[Instructions for the task] In the items below, render every line from the one containing "table-cell: 2026/9/19 bbox=[116, 221, 130, 225]" through the one containing "table-cell: 進行中 bbox=[177, 196, 185, 200]", inclusive, as a JSON list of strings with one string per line, leaving out any blank lines.

* START Source material *

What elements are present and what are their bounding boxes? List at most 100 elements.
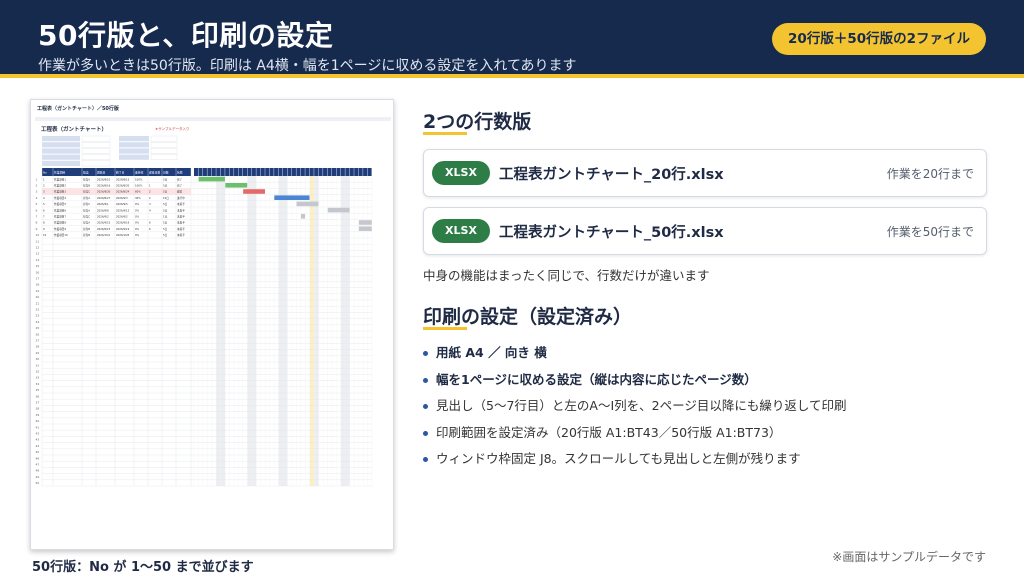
table-cell: 2026/9/19 bbox=[116, 221, 130, 225]
column-header: No bbox=[43, 171, 47, 175]
table-cell: 2 bbox=[43, 184, 45, 188]
info-value-cell bbox=[81, 148, 111, 154]
table-cell: 100% bbox=[135, 177, 143, 181]
table-cell: 進行中 bbox=[177, 196, 185, 200]
spreadsheet-screenshot: 工程表（ガントチャート）／50行版 工程表（ガントチャート） ★サンプルデータ入り N… bbox=[30, 99, 394, 550]
gantt-bar bbox=[243, 189, 265, 194]
gantt-day-header bbox=[305, 168, 310, 176]
table-cell: 6 bbox=[149, 221, 151, 225]
files-badge: 20行版＋50行版の2ファイル bbox=[772, 23, 986, 55]
column-header: 進捗率 bbox=[135, 171, 144, 175]
list-item: ウィンドウ枠固定 J8。スクロールしても見出しと左側が残ります bbox=[423, 450, 846, 477]
table-cell: 未着手 bbox=[177, 233, 185, 237]
files-section-title: 2つの行数版 bbox=[423, 111, 532, 133]
table-cell: 作業項目3 bbox=[54, 190, 66, 194]
list-item: 用紙 A4 ／ 向き 横 bbox=[423, 344, 846, 371]
gantt-day-header bbox=[363, 168, 368, 176]
column-header: 終了日 bbox=[116, 171, 125, 175]
gantt-day-header bbox=[211, 168, 216, 176]
gantt-bar bbox=[358, 220, 372, 225]
gantt-day-header bbox=[331, 168, 336, 176]
gantt-day-header bbox=[265, 168, 270, 176]
info-label-cell bbox=[42, 142, 80, 148]
bullet-dot-icon bbox=[423, 430, 428, 436]
gantt-day-header bbox=[247, 168, 252, 176]
files-section-underline bbox=[423, 132, 467, 135]
table-cell: 2026/8/10 bbox=[97, 177, 111, 181]
row-number: 20 bbox=[36, 295, 40, 299]
bullet-dot-icon bbox=[423, 377, 428, 383]
files-note: 中身の機能はまったく同じで、行数だけが違います bbox=[423, 268, 710, 283]
row-number: 37 bbox=[36, 401, 40, 405]
table-cell: 5日 bbox=[163, 208, 168, 212]
row-number: 50 bbox=[36, 481, 40, 485]
gantt-day-header bbox=[291, 168, 296, 176]
table-cell: 7 bbox=[43, 215, 45, 219]
gantt-day-header bbox=[345, 168, 350, 176]
table-cell: 担当B bbox=[83, 233, 90, 237]
info-label-cell bbox=[119, 142, 149, 148]
gantt-day-header bbox=[323, 168, 328, 176]
table-cell: 5日 bbox=[163, 221, 168, 225]
table-cell: 0% bbox=[135, 221, 140, 225]
table-cell: 0% bbox=[135, 202, 140, 206]
table-cell: 担当B bbox=[83, 184, 90, 188]
file-card-20[interactable]: XLSX 工程表ガントチャート_20行.xlsx 作業を20行まで bbox=[423, 149, 987, 197]
column-header: 担当 bbox=[83, 171, 89, 175]
table-cell: 未着手 bbox=[177, 215, 185, 219]
row-number: 3 bbox=[36, 190, 38, 194]
table-cell: 2026/10/5 bbox=[116, 233, 130, 237]
gantt-day-header bbox=[314, 168, 319, 176]
info-label-cell bbox=[42, 154, 80, 160]
row-number: 39 bbox=[36, 413, 40, 417]
row-number: 22 bbox=[36, 308, 40, 312]
table-cell: 完了 bbox=[177, 177, 183, 181]
table-cell: 作業項目2 bbox=[54, 184, 66, 188]
table-cell: 1 bbox=[43, 177, 45, 181]
row-number: 18 bbox=[36, 283, 40, 287]
table-cell: 未着手 bbox=[177, 221, 185, 225]
gantt-day-header bbox=[216, 168, 221, 176]
table-cell: 作業項目7 bbox=[54, 215, 66, 219]
row-number: 49 bbox=[36, 475, 40, 479]
row-number: 24 bbox=[36, 320, 40, 324]
bullet-dot-icon bbox=[423, 457, 428, 462]
table-cell: 作業項目10 bbox=[54, 233, 68, 237]
table-cell: 担当C bbox=[83, 190, 90, 194]
gantt-day-header bbox=[274, 168, 279, 176]
row-number: 38 bbox=[36, 407, 40, 411]
table-cell: 未着手 bbox=[177, 208, 185, 212]
table-cell: 4 bbox=[43, 196, 45, 200]
sheet-title: 工程表（ガントチャート）／50行版 bbox=[37, 105, 119, 112]
gantt-day-header bbox=[256, 168, 261, 176]
file-card-50[interactable]: XLSX 工程表ガントチャート_50行.xlsx 作業を50行まで bbox=[423, 207, 987, 255]
list-item: 印刷範囲を設定済み（20行版 A1:BT43／50行版 A1:BT73） bbox=[423, 424, 846, 451]
row-number: 48 bbox=[36, 469, 40, 473]
table-cell: 2026/9/2 bbox=[116, 215, 128, 219]
row-number: 14 bbox=[36, 258, 40, 262]
gantt-bar bbox=[301, 214, 306, 219]
table-cell: 担当C bbox=[83, 215, 90, 219]
table-cell: 2026/9/5 bbox=[116, 202, 128, 206]
page-title: 50行版と、印刷の設定 bbox=[38, 19, 334, 52]
gantt-day-header bbox=[287, 168, 292, 176]
table-cell: 3 bbox=[149, 202, 151, 206]
row-number: 33 bbox=[36, 376, 40, 380]
gantt-day-header bbox=[238, 168, 243, 176]
table-cell: 2026/8/20 bbox=[97, 190, 111, 194]
row-number: 31 bbox=[36, 363, 40, 367]
row-number: 7 bbox=[36, 215, 38, 219]
table-cell: 作業項目1 bbox=[54, 177, 66, 181]
table-cell: 担当A bbox=[83, 196, 90, 200]
table-cell: 2026/8/20 bbox=[116, 184, 130, 188]
table-cell: 6 bbox=[149, 227, 151, 231]
footnote: ※画面はサンプルデータです bbox=[832, 550, 986, 564]
table-cell: 2026/9/2 bbox=[97, 215, 109, 219]
row-number: 40 bbox=[36, 419, 40, 423]
table-cell: 2026/10/1 bbox=[97, 233, 111, 237]
gantt-day-header bbox=[367, 168, 372, 176]
row-number: 27 bbox=[36, 339, 40, 343]
table-cell: 1日 bbox=[163, 215, 168, 219]
row-number: 41 bbox=[36, 425, 40, 429]
row-number: 8 bbox=[36, 221, 38, 225]
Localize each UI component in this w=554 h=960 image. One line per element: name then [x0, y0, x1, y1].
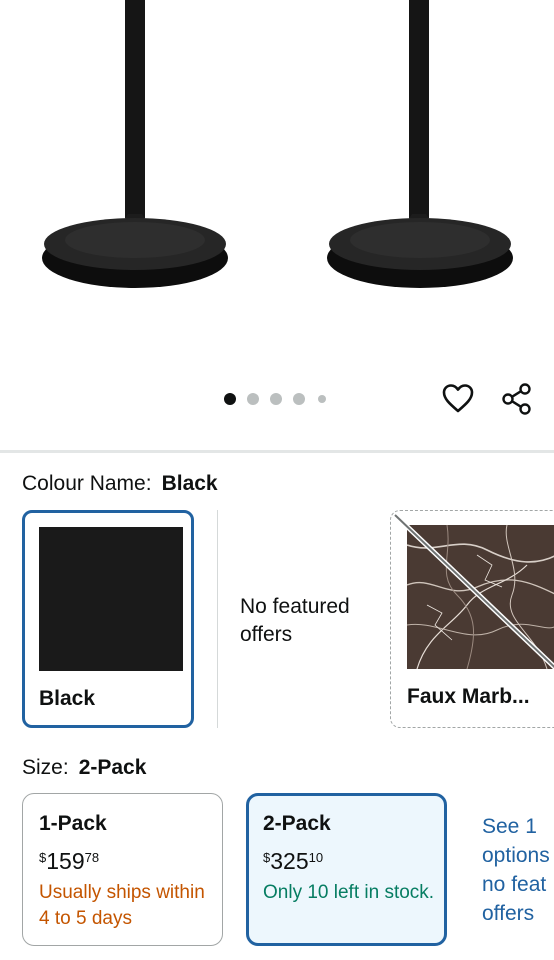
price-whole: 325	[270, 848, 309, 874]
colour-label: Colour Name:	[22, 472, 152, 495]
see-more-options-link[interactable]: See 1 options no feat offers	[482, 812, 554, 928]
size-selected-value: 2-Pack	[78, 756, 147, 779]
size-option-price: $15978	[39, 848, 99, 875]
carousel-dot-2[interactable]	[247, 393, 259, 405]
size-label-row: Size: 2-Pack	[22, 756, 146, 780]
size-option-2-pack[interactable]: 2-Pack $32510 Only 10 left in stock.	[246, 793, 447, 946]
price-fraction: 10	[308, 850, 324, 865]
heart-icon	[442, 384, 474, 413]
price-symbol: $	[263, 850, 271, 865]
share-button[interactable]	[500, 382, 534, 416]
colour-selected-value: Black	[161, 472, 218, 495]
colour-option-name: Black	[39, 687, 96, 710]
black-swatch-image	[39, 527, 183, 671]
price-whole: 159	[46, 848, 85, 874]
carousel-dot-1[interactable]	[224, 393, 236, 405]
price-symbol: $	[39, 850, 47, 865]
section-divider	[0, 450, 554, 453]
colour-option-faux-marble[interactable]: Faux Marb...	[390, 510, 554, 728]
colour-option-name: Faux Marb...	[407, 685, 530, 708]
colour-option-separator	[217, 510, 218, 728]
colour-option-no-offers[interactable]: No featured offers	[240, 593, 380, 649]
colour-label-row: Colour Name: Black	[22, 472, 218, 496]
share-icon	[502, 383, 531, 415]
carousel-dot-5[interactable]	[318, 395, 326, 403]
size-option-title: 2-Pack	[263, 812, 331, 835]
size-option-title: 1-Pack	[39, 812, 107, 835]
size-label: Size:	[22, 756, 69, 779]
shipping-message: Usually ships within 4 to 5 days	[39, 882, 205, 929]
price-fraction: 78	[84, 850, 100, 865]
product-image-gallery[interactable]	[0, 0, 554, 450]
image-carousel-dots[interactable]	[224, 392, 334, 406]
wishlist-button[interactable]	[440, 380, 476, 416]
carousel-dot-4[interactable]	[293, 393, 305, 405]
size-option-price: $32510	[263, 848, 323, 875]
carousel-dot-3[interactable]	[270, 393, 282, 405]
stock-message: Only 10 left in stock.	[263, 882, 435, 903]
colour-option-black[interactable]: Black	[22, 510, 194, 728]
size-option-1-pack[interactable]: 1-Pack $15978 Usually ships within 4 to …	[22, 793, 223, 946]
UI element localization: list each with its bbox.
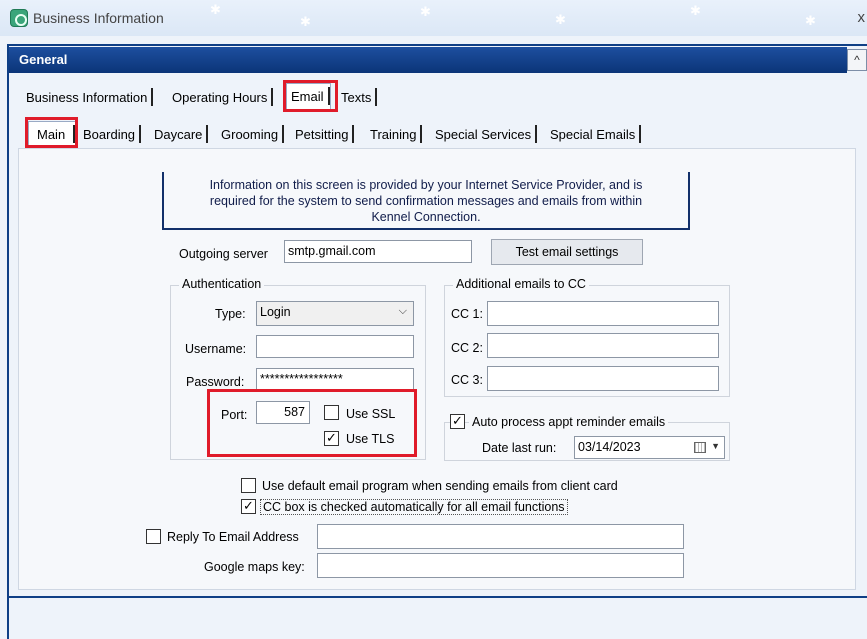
- cc-box-auto-checkbox[interactable]: ✓: [241, 499, 256, 514]
- highlight-email-tab: [283, 80, 338, 112]
- snowflake-decoration: ✱: [210, 2, 221, 17]
- snowflake-decoration: ✱: [555, 12, 566, 27]
- authentication-group-title: Authentication: [179, 277, 265, 291]
- reply-to-input[interactable]: [317, 524, 684, 549]
- cc1-label: CC 1:: [451, 307, 483, 321]
- close-icon[interactable]: x: [858, 9, 866, 26]
- date-last-run-picker[interactable]: 03/14/2023 ▼: [574, 436, 725, 459]
- cc1-input[interactable]: [487, 301, 719, 326]
- reply-to-checkbox[interactable]: [146, 529, 161, 544]
- username-input[interactable]: [256, 335, 414, 358]
- google-maps-key-input[interactable]: [317, 553, 684, 578]
- bottom-border: [9, 596, 867, 598]
- password-label: Password:: [186, 375, 245, 389]
- tab-special-services[interactable]: Special Services: [431, 122, 538, 146]
- tab-operating-hours[interactable]: Operating Hours: [168, 85, 274, 109]
- tab-texts[interactable]: Texts: [337, 85, 378, 109]
- info-line: Information on this screen is provided b…: [209, 178, 643, 192]
- highlight-main-tab: [25, 117, 78, 148]
- outgoing-server-label: Outgoing server: [179, 247, 268, 261]
- highlight-port-tls: [207, 389, 417, 457]
- cc2-label: CC 2:: [451, 341, 483, 355]
- chevron-down-icon: ⌵: [398, 305, 407, 317]
- tab-daycare[interactable]: Daycare: [150, 122, 209, 146]
- section-header: General: [9, 47, 847, 73]
- snowflake-decoration: ✱: [420, 4, 431, 19]
- auto-process-label: Auto process appt reminder emails: [469, 415, 669, 429]
- tab-boarding[interactable]: Boarding: [79, 122, 142, 146]
- tab-petsitting[interactable]: Petsitting: [291, 122, 355, 146]
- google-maps-key-label: Google maps key:: [204, 560, 305, 574]
- cc3-label: CC 3:: [451, 373, 483, 387]
- date-last-run-value: 03/14/2023: [578, 440, 641, 454]
- dropdown-arrow-icon[interactable]: ▼: [711, 441, 720, 451]
- type-select-value: Login: [260, 305, 291, 319]
- calendar-icon[interactable]: [694, 442, 706, 453]
- collapse-button[interactable]: ^: [847, 49, 867, 71]
- info-line: required for the system to send confirma…: [209, 194, 643, 208]
- cc-group-title: Additional emails to CC: [453, 277, 589, 291]
- reply-to-label: Reply To Email Address: [167, 530, 299, 544]
- cc3-input[interactable]: [487, 366, 719, 391]
- app-icon: [10, 9, 28, 27]
- info-line: Kennel Connection.: [371, 210, 481, 224]
- test-email-settings-button[interactable]: Test email settings: [491, 239, 643, 265]
- tab-grooming[interactable]: Grooming: [217, 122, 285, 146]
- cc2-input[interactable]: [487, 333, 719, 358]
- type-select[interactable]: Login ⌵: [256, 301, 414, 326]
- snowflake-decoration: ✱: [690, 3, 701, 18]
- cc-box-auto-label: CC box is checked automatically for all …: [260, 499, 568, 515]
- snowflake-decoration: ✱: [805, 13, 816, 28]
- tab-training[interactable]: Training: [366, 122, 423, 146]
- window-title: Business Information: [33, 10, 164, 26]
- default-email-program-checkbox[interactable]: [241, 478, 256, 493]
- username-label: Username:: [185, 342, 247, 356]
- snowflake-decoration: ✱: [300, 14, 311, 29]
- default-email-program-label: Use default email program when sending e…: [262, 479, 618, 493]
- type-label: Type:: [215, 307, 246, 321]
- password-input[interactable]: *****************: [256, 368, 414, 391]
- date-last-run-label: Date last run:: [482, 441, 557, 455]
- auto-process-checkbox[interactable]: ✓: [450, 414, 465, 429]
- info-box: Information on this screen is provided b…: [162, 172, 690, 230]
- tab-business-information[interactable]: Business Information: [22, 85, 154, 109]
- tab-special-emails[interactable]: Special Emails: [546, 122, 642, 146]
- outgoing-server-input[interactable]: smtp.gmail.com: [284, 240, 472, 263]
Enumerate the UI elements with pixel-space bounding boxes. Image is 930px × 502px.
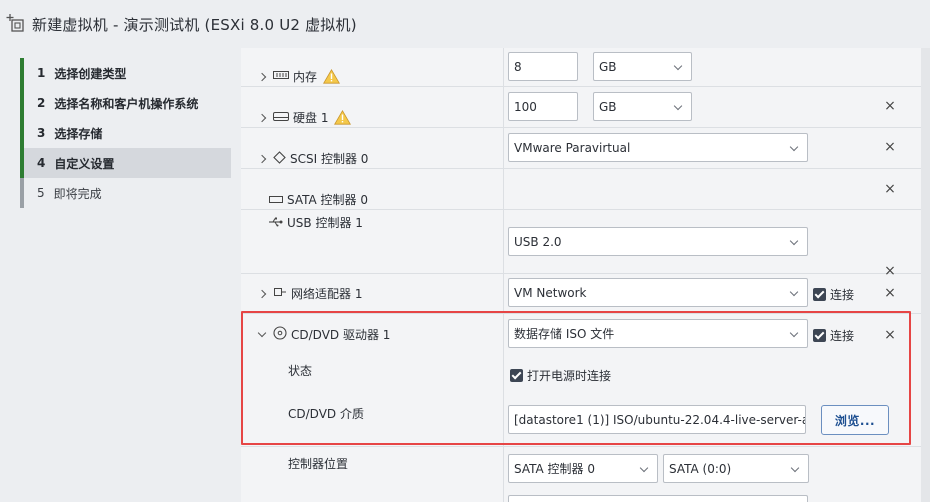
network-connect-label: 连接 bbox=[830, 288, 855, 302]
remove-cdrom-button[interactable]: × bbox=[883, 328, 897, 342]
row-divider bbox=[241, 168, 921, 169]
row-divider bbox=[241, 313, 921, 314]
new-vm-icon bbox=[6, 14, 26, 34]
cdrom-connect-checkbox[interactable]: 连接 bbox=[813, 327, 854, 344]
checkbox-checked-icon[interactable] bbox=[813, 288, 826, 301]
scsi-type-select[interactable]: VMware Paravirtual bbox=[508, 133, 808, 162]
wizard-step-1[interactable]: 1 选择创建类型 bbox=[20, 58, 231, 88]
sata-controller-icon bbox=[269, 192, 283, 207]
memory-unit-select[interactable]: GB bbox=[593, 52, 692, 81]
title-bar: 新建虚拟机 - 演示测试机 (ESXi 8.0 U2 虚拟机) bbox=[0, 0, 930, 48]
disk-unit-select[interactable]: GB bbox=[593, 92, 692, 121]
step-label: 自定义设置 bbox=[54, 156, 115, 171]
row-divider bbox=[241, 273, 921, 274]
network-connect-checkbox[interactable]: 连接 bbox=[813, 286, 854, 303]
scsi-label: SCSI 控制器 0 bbox=[290, 152, 369, 166]
hardware-settings-panel: 内存 8 GB 硬盘 1 100 GB × SCSI 控制器 0 VMware … bbox=[241, 48, 921, 502]
wizard-step-2[interactable]: 2 选择名称和客户机操作系统 bbox=[20, 88, 231, 118]
chevron-right-icon[interactable] bbox=[257, 71, 269, 83]
row-divider bbox=[241, 446, 921, 447]
step-number: 1 bbox=[37, 66, 46, 80]
row-divider bbox=[241, 127, 921, 128]
step-number: 2 bbox=[37, 96, 46, 110]
memory-row-label[interactable]: 内存 bbox=[257, 68, 341, 85]
usb-row-label: USB 控制器 1 bbox=[269, 214, 363, 231]
network-row-label[interactable]: 网络适配器 1 bbox=[257, 285, 362, 302]
wizard-nav: 1 选择创建类型 2 选择名称和客户机操作系统 3 选择存储 4 自定义设置 5… bbox=[0, 48, 240, 502]
cdrom-connect-label: 连接 bbox=[830, 329, 855, 343]
disk-row-label[interactable]: 硬盘 1 bbox=[257, 109, 352, 126]
remove-disk-button[interactable]: × bbox=[883, 99, 897, 113]
cdrom-type-value: 数据存储 ISO 文件 bbox=[514, 327, 615, 341]
controller-value: SATA 控制器 0 bbox=[514, 462, 595, 476]
wizard-step-3[interactable]: 3 选择存储 bbox=[20, 118, 231, 148]
step-number: 5 bbox=[37, 186, 45, 200]
remove-usb-button[interactable]: × bbox=[883, 264, 897, 278]
step-label: 选择创建类型 bbox=[54, 66, 127, 81]
network-select[interactable]: VM Network bbox=[508, 278, 808, 307]
sata-label: SATA 控制器 0 bbox=[287, 193, 368, 207]
cdrom-status-label: 状态 bbox=[288, 364, 313, 378]
window-title: 新建虚拟机 - 演示测试机 (ESXi 8.0 U2 虚拟机) bbox=[32, 15, 357, 34]
memory-unit-value: GB bbox=[599, 59, 617, 74]
usb-type-value: USB 2.0 bbox=[514, 234, 562, 249]
controller-port-select[interactable]: SATA (0:0) bbox=[663, 454, 809, 483]
cd-dvd-icon bbox=[273, 326, 287, 343]
scrollbar-track[interactable] bbox=[921, 48, 930, 502]
wizard-step-4[interactable]: 4 自定义设置 bbox=[20, 148, 231, 178]
cdrom-media-label: CD/DVD 介质 bbox=[288, 407, 364, 421]
chevron-down-icon[interactable] bbox=[257, 329, 269, 341]
wizard-step-5[interactable]: 5 即将完成 bbox=[20, 178, 231, 208]
scsi-type-value: VMware Paravirtual bbox=[514, 140, 631, 155]
disk-unit-value: GB bbox=[599, 99, 617, 114]
usb-type-select[interactable]: USB 2.0 bbox=[508, 227, 808, 256]
step-number: 3 bbox=[37, 126, 46, 140]
power-on-connect-label: 打开电源时连接 bbox=[527, 369, 612, 383]
next-row-field[interactable] bbox=[508, 495, 808, 502]
step-number: 4 bbox=[37, 156, 46, 170]
chevron-right-icon[interactable] bbox=[257, 112, 269, 124]
step-label: 选择存储 bbox=[54, 126, 103, 141]
chevron-right-icon[interactable] bbox=[257, 288, 269, 300]
checkbox-checked-icon[interactable] bbox=[813, 329, 826, 342]
column-divider bbox=[503, 48, 504, 502]
step-label: 即将完成 bbox=[53, 186, 102, 201]
chevron-right-icon[interactable] bbox=[257, 153, 269, 165]
cdrom-media-input[interactable]: [datastore1 (1)] ISO/ubuntu-22.04.4-live… bbox=[508, 405, 806, 434]
cdrom-label: CD/DVD 驱动器 1 bbox=[291, 328, 391, 342]
usb-icon bbox=[269, 216, 283, 230]
scsi-controller-icon bbox=[273, 150, 286, 167]
cdrom-type-select[interactable]: 数据存储 ISO 文件 bbox=[508, 319, 808, 348]
network-adapter-icon bbox=[273, 286, 287, 301]
disk-size-input[interactable]: 100 bbox=[508, 92, 578, 121]
hard-disk-icon bbox=[273, 110, 289, 125]
remove-sata-button[interactable]: × bbox=[883, 182, 897, 196]
usb-label: USB 控制器 1 bbox=[287, 216, 363, 230]
memory-size-input[interactable]: 8 bbox=[508, 52, 578, 81]
remove-scsi-button[interactable]: × bbox=[883, 140, 897, 154]
cdrom-row-label[interactable]: CD/DVD 驱动器 1 bbox=[257, 326, 390, 343]
warning-icon bbox=[323, 69, 341, 84]
power-on-connect-checkbox[interactable]: 打开电源时连接 bbox=[510, 367, 611, 384]
sata-row-label: SATA 控制器 0 bbox=[269, 191, 368, 208]
step-label: 选择名称和客户机操作系统 bbox=[54, 96, 199, 111]
disk-label: 硬盘 1 bbox=[293, 111, 329, 125]
row-divider bbox=[241, 86, 921, 87]
network-label: 网络适配器 1 bbox=[291, 287, 363, 301]
controller-select[interactable]: SATA 控制器 0 bbox=[508, 454, 658, 483]
controller-port-value: SATA (0:0) bbox=[669, 461, 732, 476]
network-value: VM Network bbox=[514, 285, 587, 300]
row-divider bbox=[241, 209, 921, 210]
remove-network-button[interactable]: × bbox=[883, 286, 897, 300]
checkbox-checked-icon[interactable] bbox=[510, 369, 523, 382]
controller-location-label: 控制器位置 bbox=[288, 457, 349, 471]
memory-label: 内存 bbox=[293, 70, 318, 84]
warning-icon bbox=[334, 110, 352, 125]
browse-button[interactable]: 浏览... bbox=[821, 405, 889, 435]
scsi-row-label[interactable]: SCSI 控制器 0 bbox=[257, 150, 368, 167]
memory-icon bbox=[273, 69, 289, 84]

* END Source material *

[Response to this exercise]
[
  "table-cell: 2026/9/19 bbox=[116, 221, 130, 225]",
  "column-header: No bbox=[43, 171, 47, 175]",
  "table-cell: 2 bbox=[43, 184, 45, 188]",
  "info-value-cell bbox=[81, 148, 111, 154]",
  "table-cell: 100% bbox=[135, 177, 143, 181]",
  "table-cell: 進行中 bbox=[177, 196, 185, 200]"
]